#### [TEXTE SOURCE]
Faut-il souffrir pour faire partie du cercle très fermé de la gastronomie française? Un ouvrage publié cette semaine dénonce une violence généralisée en cuisine, ce que contestent de grands noms du milieu.
À travers une cinquantaine de témoignages anonymes de professionnels, la journaliste Nora Bouazzouni s’attaque dans son livre « Violences en cuisine, une omerta à la française » (Éditions Stock), sorti mercredi, à ce qu’elle appelle « le mythe de la gastronomie française ».
« C’est normal de souffrir »
Horaires à rallonge, insultes et humiliations répétées, violences physiques et sexuelles… « Le mythe, c’est : ‘la haute cuisine exige ça’. Donc c’est normal de souffrir », déplore-t-elle dans un entretien à l’AFP.
Parmi ces témoignages, Ambre, 29 ans, a travaillé dans un deux étoiles parisien et raconte que « le chef pâtissier essayait régulièrement de (lui) refermer le frigo sur les mains ».
De son côté, Grâce, 27 ans, était employée par un établissement trois étoiles dans le sud. Elle travaillait de 7h à 1h du matin avec une heure de pause, le tout avec un contrat de 39 heures pour 1.322 euros net par mois.
Parfois des étoilés très médiatiques
La plupart des témoins n’ont jamais porté plainte – certains n’en avaient même jamais parlé -, illustrant la culture du silence du secteur, même si les choses ont un peu évolué ces dernières années, avec le compte Instagram « Je dis non chef ! » (2019) ou l’association Bondir.e (2021), qui lutte contre ces violences via des formations.
Les chefs ciblés sont parfois des étoilés très médiatiques mais aucun nom ne figure dans l’ouvrage. « C’est trop facile de sacrifier deux ou trois personnes » pour faire « semblant de faire le ménage », estime l’autrice, qui appelle notamment à la création d’une commission parlementaire, comme pour les violences dans la culture.
Opération « cuisines ouvertes »

#### [EXERCICES PROPOSÉS]
**1)** Recopiez mot pour mot l'extrait sur les violences en cuisine, de « Faut-il souffrir pour » à « noms du milieu. ».
**2)** Indiquez, s'il vous plaît, si chacune des affirmations suivantes concorde avec l'extrait sur les violences en cuisine, en répondant par oui ou par non et en citant exactement les mots qui tranchent. (a) Le livre donne les noms des chefs mis en cause. (b) Grâce était employée avec un contrat de 39 heures. (c) L'association Bondir.e date de 2019.

#### [LIGNES DE DONNÉES]
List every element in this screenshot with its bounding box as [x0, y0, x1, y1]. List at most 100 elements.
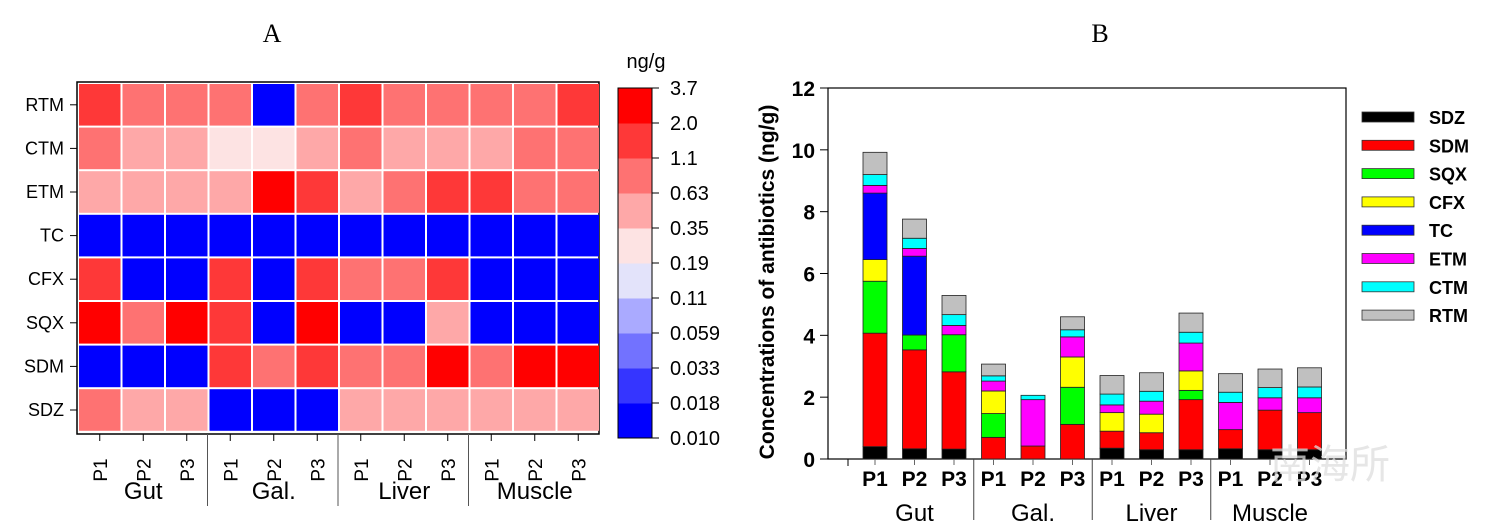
x-tick-label: P1	[1099, 468, 1125, 491]
column-label: P2	[134, 458, 155, 481]
heatmap-cell	[514, 302, 556, 344]
colorbar-swatch	[618, 88, 652, 124]
bar-segment-sdz	[902, 448, 927, 460]
bar-segment-sdz	[1218, 448, 1243, 460]
column-label: P1	[91, 458, 112, 481]
heatmap-cell	[383, 345, 425, 388]
row-label: SDZ	[28, 400, 64, 420]
bar-segment-rtm	[941, 295, 967, 316]
colorbar-tick-label: 1.1	[670, 148, 698, 170]
heatmap-cell	[253, 214, 295, 257]
heatmap-cell	[166, 345, 208, 388]
bar-segment-sdz	[862, 446, 888, 460]
heatmap-cell	[253, 258, 295, 300]
column-label: P2	[395, 458, 416, 481]
watermark: 南海所	[1270, 442, 1390, 488]
legend-label: RTM	[1429, 306, 1468, 326]
heatmap-cell	[470, 214, 512, 257]
bar-segment-ctm	[862, 174, 888, 186]
heatmap-cell	[296, 84, 338, 126]
y-axis-ticks: 0 2 4 6 8 10 12	[792, 78, 828, 472]
bar-segment-sdm	[902, 349, 927, 450]
heatmap-cell	[166, 127, 208, 170]
column-label: P2	[265, 458, 286, 481]
heatmap-cell	[514, 214, 556, 257]
colorbar-swatch	[618, 298, 652, 334]
panel-a-title: A	[263, 19, 282, 48]
legend-swatch-rtm	[1361, 309, 1415, 321]
heatmap-cell	[340, 302, 382, 344]
heatmap-cell	[557, 258, 599, 300]
heatmap-cell	[427, 171, 469, 213]
group-label: Gal.	[1011, 500, 1055, 527]
bar-segment-sdz	[1099, 447, 1125, 460]
heatmap-cell	[383, 84, 425, 126]
heatmap-cell	[557, 214, 599, 257]
group-label: Liver	[378, 478, 430, 505]
legend-swatch-tc	[1361, 224, 1415, 236]
x-tick-label: P1	[862, 468, 888, 491]
heatmap-cell	[557, 171, 599, 213]
colorbar: 3.7 2.0 1.1 0.63 0.35 0.19 0.11 0.059 0.033 0.018…	[617, 78, 720, 450]
bar-segment-sdm	[941, 371, 967, 450]
bar-segment-cfx	[981, 390, 1006, 414]
heatmap-cell	[383, 302, 425, 344]
heatmap-cell	[166, 84, 208, 126]
heatmap-cell	[470, 258, 512, 300]
legend-swatch-sdm	[1361, 139, 1415, 151]
colorbar-tick-label: 0.033	[670, 358, 720, 380]
bar-segment-ctm	[981, 375, 1006, 382]
heatmap-cell	[166, 171, 208, 213]
heatmap-cell	[79, 171, 121, 213]
heatmap-cell	[514, 171, 556, 213]
heatmap-row-labels: RTM CTM ETM TC CFX SQX SDM SDZ	[24, 95, 77, 420]
bar-segment-etm	[862, 184, 888, 194]
heatmap-cell	[383, 258, 425, 300]
bar-segment-ctm	[902, 237, 927, 249]
column-label: P1	[352, 458, 373, 481]
bar-segment-cfx	[1099, 412, 1125, 432]
bar-segment-etm	[981, 380, 1006, 392]
bar-segment-etm	[1297, 397, 1322, 414]
bar-segment-rtm	[1139, 372, 1164, 392]
colorbar-tick-label: 3.7	[670, 78, 698, 100]
column-label: P3	[178, 458, 199, 481]
legend-swatch-ctm	[1361, 281, 1415, 293]
bar-segment-sqx	[862, 280, 888, 334]
heatmap-cell	[383, 389, 425, 431]
row-label: RTM	[25, 95, 64, 115]
bar-segment-cfx	[862, 259, 888, 282]
heatmap-cell	[296, 214, 338, 257]
heatmap-cell	[209, 389, 251, 431]
x-tick-label: P2	[1139, 468, 1165, 491]
heatmap-cell	[79, 258, 121, 300]
legend-label: SDZ	[1429, 108, 1465, 128]
colorbar-swatch	[618, 158, 652, 194]
colorbar-tick-label: 0.35	[670, 218, 709, 240]
heatmap-cell	[427, 84, 469, 126]
x-tick-label: P2	[902, 468, 928, 491]
heatmap-cell	[253, 171, 295, 213]
legend-label: CFX	[1429, 193, 1465, 213]
bar-segment-sdm	[981, 436, 1006, 460]
panel-b-stacked-bar: B 0 2 4 6 8 10 12 P1 P2 P3 P1 P2 P3 P1 P2 P3 P1 P2 P3 Gut G…	[756, 19, 1469, 527]
heatmap-cell	[427, 302, 469, 344]
bar-segment-ctm	[1060, 329, 1085, 338]
bar-segment-tc	[862, 192, 888, 260]
heatmap-cell	[166, 302, 208, 344]
y-tick-label: 4	[803, 325, 815, 348]
group-label: Gut	[895, 500, 934, 527]
legend-label: SDM	[1429, 136, 1469, 156]
bar-segment-rtm	[1218, 373, 1243, 393]
legend-label: TC	[1429, 221, 1453, 241]
heatmap-cell	[470, 127, 512, 170]
heatmap-cell	[122, 171, 164, 213]
bar-segment-sdm	[1297, 412, 1322, 451]
column-label: P3	[308, 458, 329, 481]
colorbar-swatch	[618, 368, 652, 404]
column-label: P1	[482, 458, 503, 481]
bar-segment-sdz	[1178, 449, 1204, 460]
colorbar-tick-label: 0.63	[670, 183, 709, 205]
heatmap-cell	[122, 345, 164, 388]
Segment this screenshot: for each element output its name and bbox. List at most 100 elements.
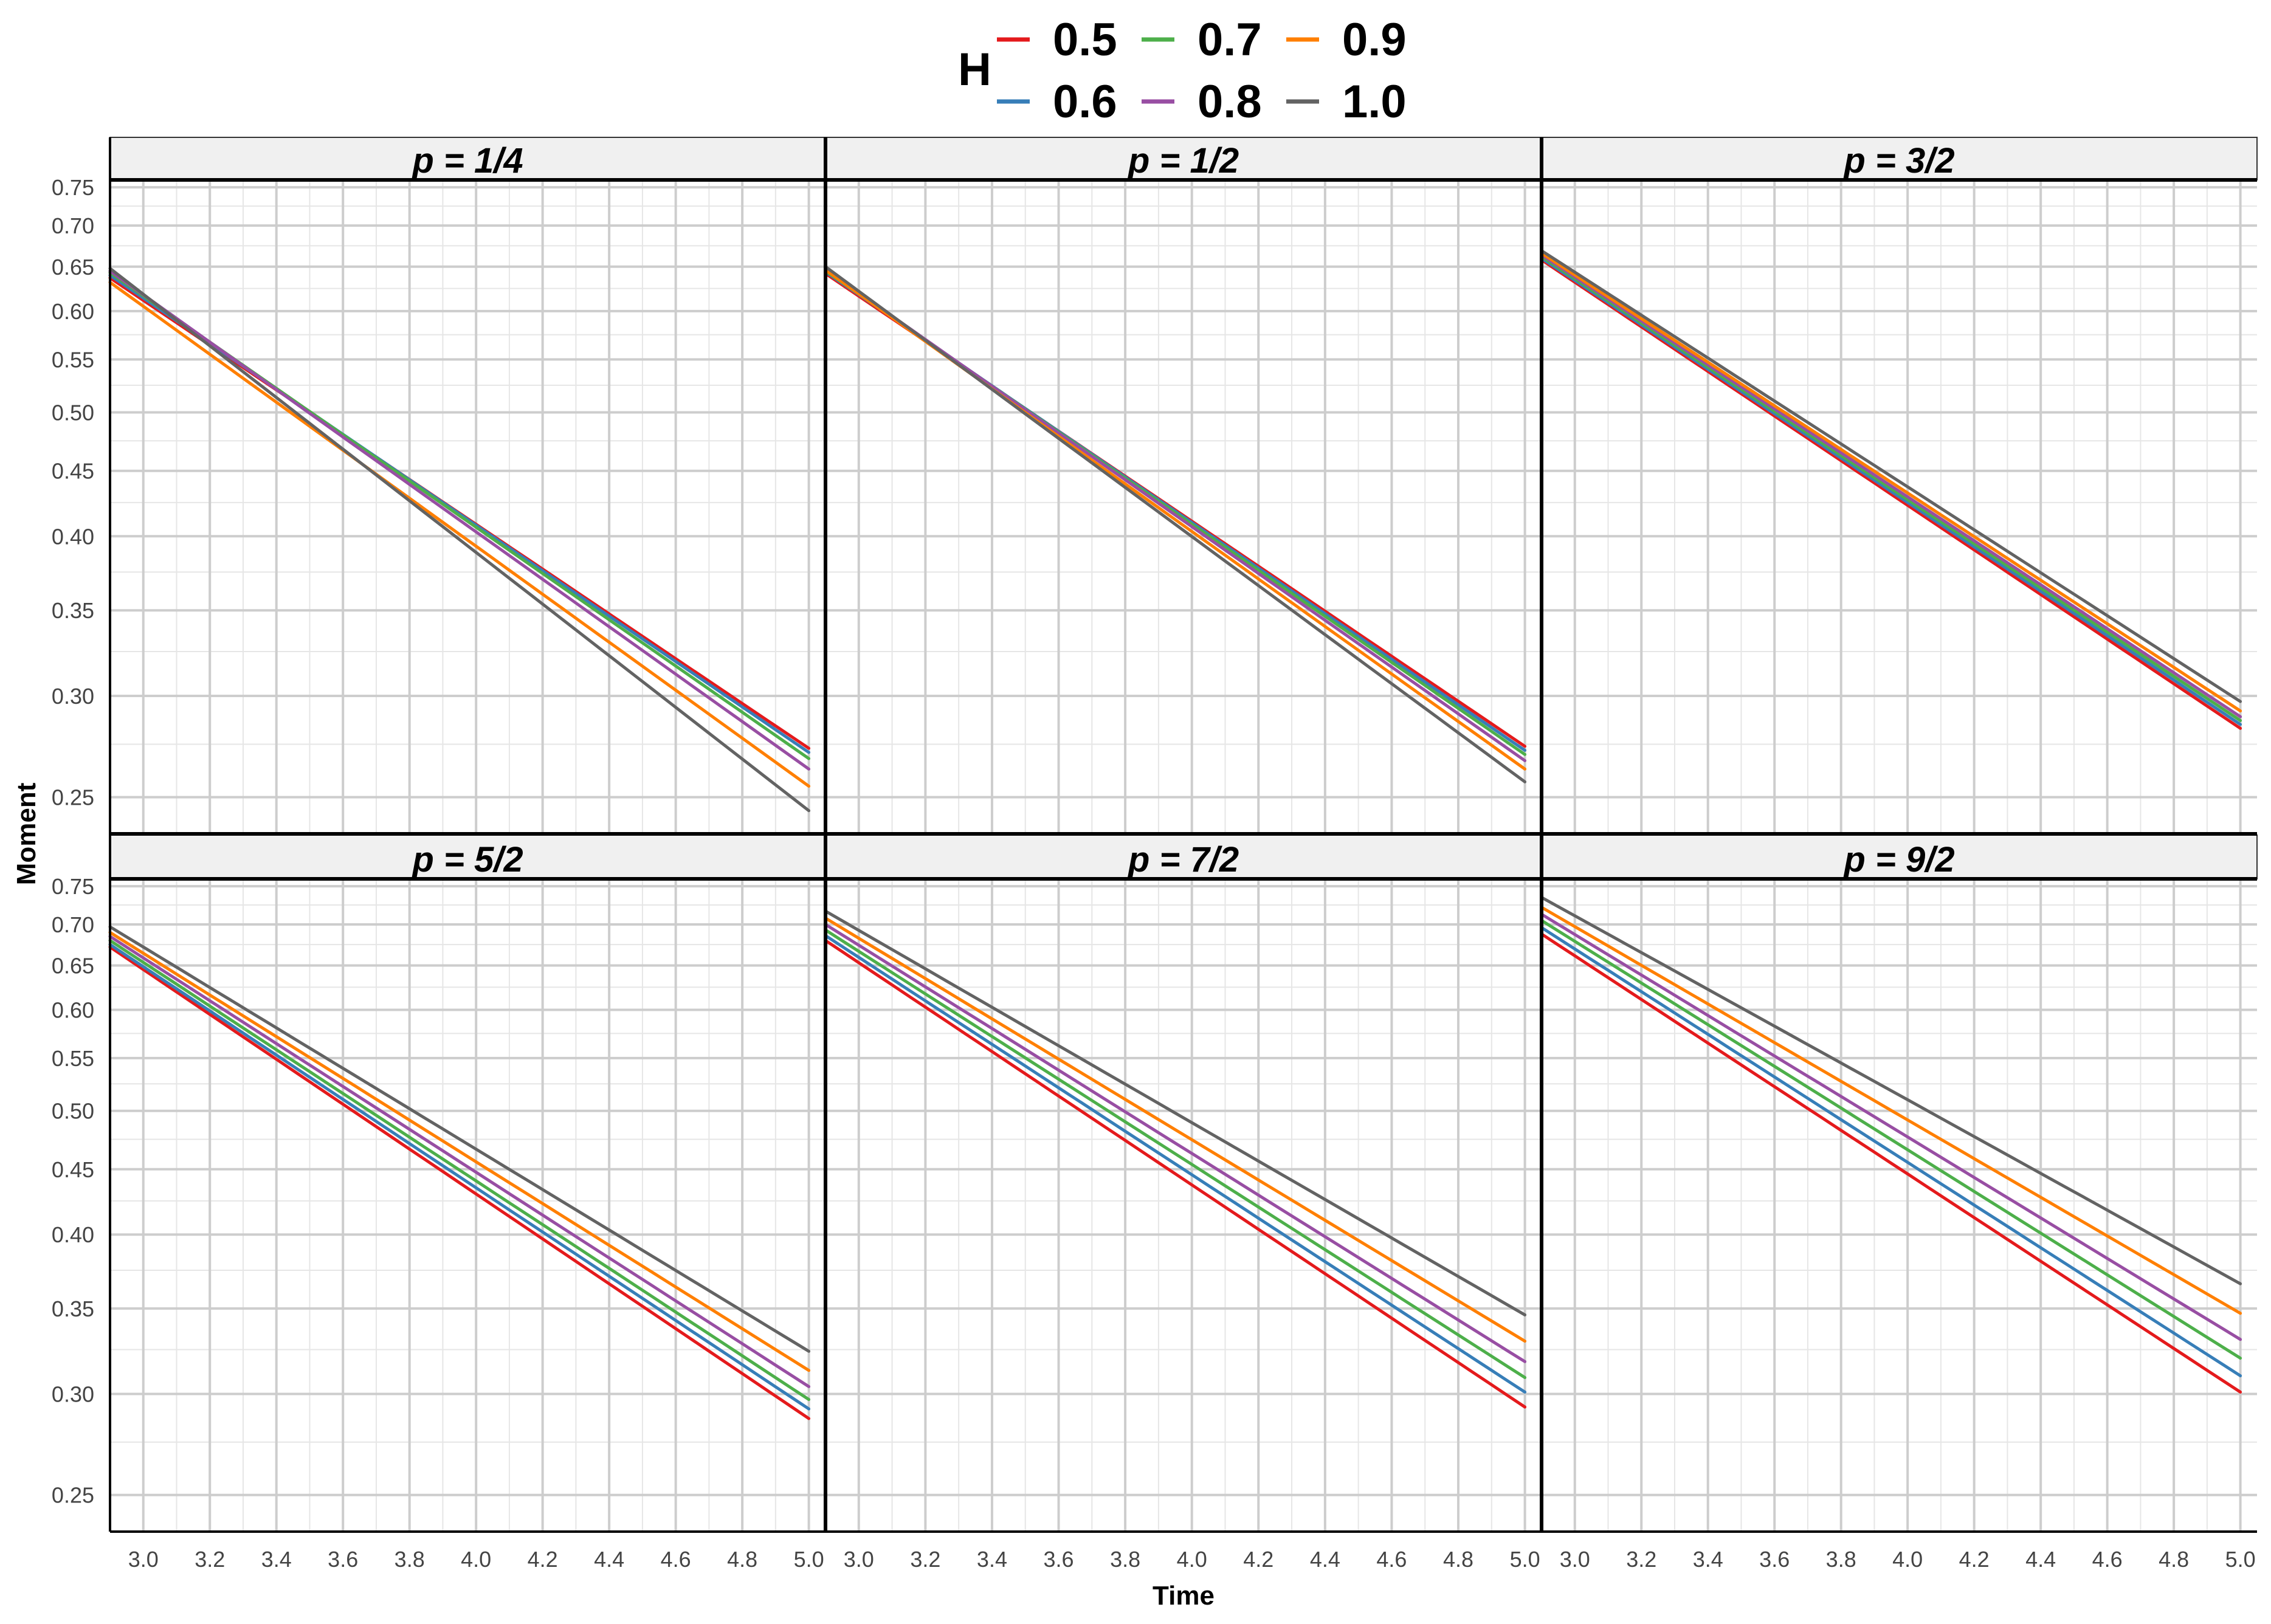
x-tick-label: 3.6 xyxy=(1759,1547,1790,1572)
x-tick-label: 4.8 xyxy=(727,1547,757,1572)
x-tick-label: 3.6 xyxy=(1044,1547,1074,1572)
x-tick-label: 4.8 xyxy=(1443,1547,1473,1572)
x-tick-label: 5.0 xyxy=(1510,1547,1540,1572)
y-tick-label: 0.70 xyxy=(52,213,94,238)
y-tick-label: 0.55 xyxy=(52,1046,94,1071)
x-tick-label: 3.0 xyxy=(844,1547,874,1572)
x-tick-label: 4.2 xyxy=(1959,1547,1990,1572)
y-tick-label: 0.50 xyxy=(52,400,94,425)
x-tick-label: 4.0 xyxy=(461,1547,491,1572)
series-line-h0.5 xyxy=(1540,258,2242,730)
legend-label: 0.9 xyxy=(1342,14,1407,66)
x-tick-label: 3.2 xyxy=(1626,1547,1656,1572)
y-tick-label: 0.25 xyxy=(52,1483,94,1508)
facet-title: p = 9/2 xyxy=(1842,840,1954,879)
series-line-h1.0 xyxy=(1540,249,2242,703)
legend-item: 0.5 xyxy=(997,14,1117,66)
series-line-h0.9 xyxy=(108,931,811,1372)
facet-strip xyxy=(1541,137,2258,181)
series-line-h0.7 xyxy=(1540,919,2242,1360)
series-line-h0.6 xyxy=(824,934,1527,1394)
panel-3 xyxy=(1542,180,2257,834)
x-tick-label: 3.2 xyxy=(195,1547,225,1572)
x-tick-label: 3.8 xyxy=(1826,1547,1856,1572)
frame-layer xyxy=(109,137,2258,1533)
x-tick-label: 4.4 xyxy=(2025,1547,2056,1572)
facet-title: p = 1/2 xyxy=(1127,141,1239,181)
legend-item: 0.9 xyxy=(1286,14,1407,66)
x-tick-label: 3.0 xyxy=(128,1547,159,1572)
x-tick-label: 4.6 xyxy=(2092,1547,2123,1572)
y-tick-label: 0.30 xyxy=(52,1381,94,1406)
series-line-h0.5 xyxy=(824,938,1527,1409)
y-tick-label: 0.75 xyxy=(52,874,94,899)
legend-label: 0.6 xyxy=(1053,76,1117,128)
series-line-h0.8 xyxy=(824,923,1527,1363)
x-tick-label: 3.0 xyxy=(1560,1547,1590,1572)
legend: H 0.5 0.6 0.7 0.8 0.9 1.0 xyxy=(958,14,1407,128)
y-tick-label: 0.75 xyxy=(52,175,94,200)
x-tick-label: 3.8 xyxy=(1110,1547,1140,1572)
facet-strip xyxy=(109,137,826,181)
panel-6 xyxy=(1542,879,2257,1532)
label-layer: p = 1/4 0.25 0.30 0.35 0.40 0.45 0.50 0.55 0.60 0… xyxy=(12,14,2256,1611)
y-tick-label: 0.65 xyxy=(52,255,94,280)
facet-title: p = 7/2 xyxy=(1127,840,1239,879)
y-tick-label: 0.60 xyxy=(52,998,94,1023)
x-tick-label: 4.8 xyxy=(2159,1547,2189,1572)
legend-item: 1.0 xyxy=(1286,76,1407,128)
series-line-h0.5 xyxy=(108,945,811,1420)
series-line-h0.9 xyxy=(1540,252,2242,713)
series-line-h0.7 xyxy=(1540,255,2242,722)
series-line-h0.7 xyxy=(824,928,1527,1379)
x-tick-label: 4.4 xyxy=(594,1547,624,1572)
y-tick-label: 0.40 xyxy=(52,1222,94,1247)
y-tick-label: 0.45 xyxy=(52,459,94,484)
x-tick-label: 3.8 xyxy=(395,1547,425,1572)
y-axis-title: Moment xyxy=(12,782,41,885)
y-tick-label: 0.25 xyxy=(52,785,94,810)
x-axis-title: Time xyxy=(1153,1581,1215,1611)
y-tick-label: 0.40 xyxy=(52,524,94,549)
series-layer xyxy=(108,249,2242,1420)
panel-2 xyxy=(825,180,1542,834)
x-tick-label: 3.4 xyxy=(977,1547,1007,1572)
y-tick-label: 0.45 xyxy=(52,1157,94,1182)
facet-title: p = 3/2 xyxy=(1842,141,1954,181)
x-tick-label: 3.4 xyxy=(261,1547,292,1572)
y-tick-label: 0.30 xyxy=(52,684,94,709)
series-line-h0.9 xyxy=(824,917,1527,1343)
x-tick-label: 4.2 xyxy=(528,1547,558,1572)
series-line-h0.8 xyxy=(1540,912,2242,1341)
legend-item: 0.8 xyxy=(1142,76,1262,128)
legend-label: 1.0 xyxy=(1342,76,1407,128)
series-line-h0.8 xyxy=(1540,253,2242,718)
legend-item: 0.7 xyxy=(1142,14,1262,66)
series-line-h0.6 xyxy=(1540,926,2242,1378)
legend-label: 0.7 xyxy=(1198,14,1262,66)
series-line-h1.0 xyxy=(824,909,1527,1316)
y-tick-label: 0.35 xyxy=(52,1296,94,1321)
series-line-h1.0 xyxy=(108,925,811,1353)
x-tick-label: 5.0 xyxy=(794,1547,824,1572)
x-tick-label: 5.0 xyxy=(2225,1547,2256,1572)
x-tick-label: 3.4 xyxy=(1693,1547,1723,1572)
series-line-h1.0 xyxy=(1540,896,2242,1285)
x-tick-label: 3.6 xyxy=(328,1547,358,1572)
series-line-h0.9 xyxy=(1540,906,2242,1315)
x-tick-label: 4.6 xyxy=(661,1547,691,1572)
series-line-h1.0 xyxy=(108,267,811,813)
y-tick-label: 0.60 xyxy=(52,299,94,324)
legend-title: H xyxy=(958,44,991,95)
series-line-h0.7 xyxy=(108,938,811,1402)
series-line-h1.0 xyxy=(824,265,1527,783)
y-tick-label: 0.55 xyxy=(52,347,94,372)
panel-1 xyxy=(110,180,825,834)
facet-strip xyxy=(825,137,1542,181)
series-line-h0.6 xyxy=(1540,256,2242,726)
legend-label: 0.5 xyxy=(1053,14,1117,66)
panel-4 xyxy=(110,879,825,1532)
series-line-h0.9 xyxy=(108,281,811,788)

#### [CORRIGÉ DES EXERCICES]
**1)**
Faut-il souffrir pour faire partie du cercle très fermé de la gastronomie française? Un ouvrage publié cette semaine dénonce une violence généralisée en cuisine, ce que contestent de grands noms du milieu.

**2)**
(a) Non : « aucun nom ne figure dans l’ouvrage ».
(b) Oui : « avec un contrat de 39 heures pour 1.322 euros net par mois ».
(c) Non : « l’association Bondir.e (2021) ».